SET TASK
Reproduce all lines of the listing below in which the word "DRIVE" occurs.
┄┄┄┄┄┄┄┄┄┄┄┄┄┄┄┄┄┄┄┄
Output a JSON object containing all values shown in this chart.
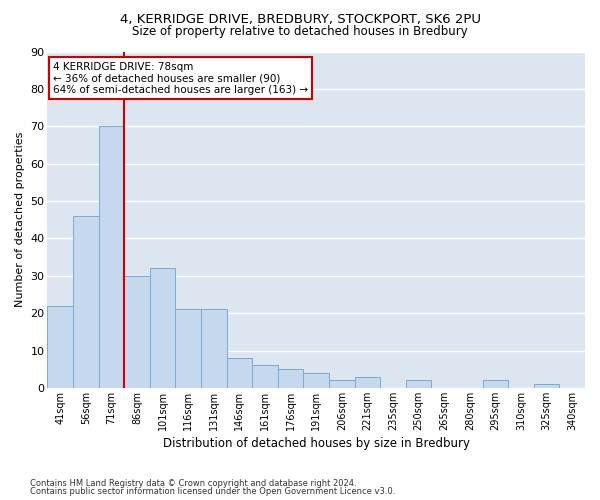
{
  "title_line1": "4, KERRIDGE DRIVE, BREDBURY, STOCKPORT, SK6 2PU",
  "title_line2": "Size of property relative to detached houses in Bredbury",
  "xlabel": "Distribution of detached houses by size in Bredbury",
  "ylabel": "Number of detached properties",
  "categories": [
    "41sqm",
    "56sqm",
    "71sqm",
    "86sqm",
    "101sqm",
    "116sqm",
    "131sqm",
    "146sqm",
    "161sqm",
    "176sqm",
    "191sqm",
    "206sqm",
    "221sqm",
    "235sqm",
    "250sqm",
    "265sqm",
    "280sqm",
    "295sqm",
    "310sqm",
    "325sqm",
    "340sqm"
  ],
  "values": [
    22,
    46,
    70,
    30,
    32,
    21,
    21,
    8,
    6,
    5,
    4,
    2,
    3,
    0,
    2,
    0,
    0,
    2,
    0,
    1,
    0
  ],
  "bar_color": "#c5d8ee",
  "bar_edge_color": "#7aabcf",
  "vline_color": "#cc0000",
  "vline_index": 2.5,
  "annotation_text": "4 KERRIDGE DRIVE: 78sqm\n← 36% of detached houses are smaller (90)\n64% of semi-detached houses are larger (163) →",
  "annotation_box_color": "#ffffff",
  "annotation_box_edge_color": "#cc0000",
  "ylim": [
    0,
    90
  ],
  "yticks": [
    0,
    10,
    20,
    30,
    40,
    50,
    60,
    70,
    80,
    90
  ],
  "grid_color": "#ffffff",
  "bg_color": "#dce6f1",
  "fig_bg_color": "#ffffff",
  "footnote1": "Contains HM Land Registry data © Crown copyright and database right 2024.",
  "footnote2": "Contains public sector information licensed under the Open Government Licence v3.0."
}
┄┄┄┄┄┄┄┄┄┄┄┄┄┄┄┄┄┄┄┄
ANSWER IN FULL
  "title_line1": "4, KERRIDGE DRIVE, BREDBURY, STOCKPORT, SK6 2PU",
  "annotation_text": "4 KERRIDGE DRIVE: 78sqm\n← 36% of detached houses are smaller (90)\n64% of semi-detached houses are larger (163) →",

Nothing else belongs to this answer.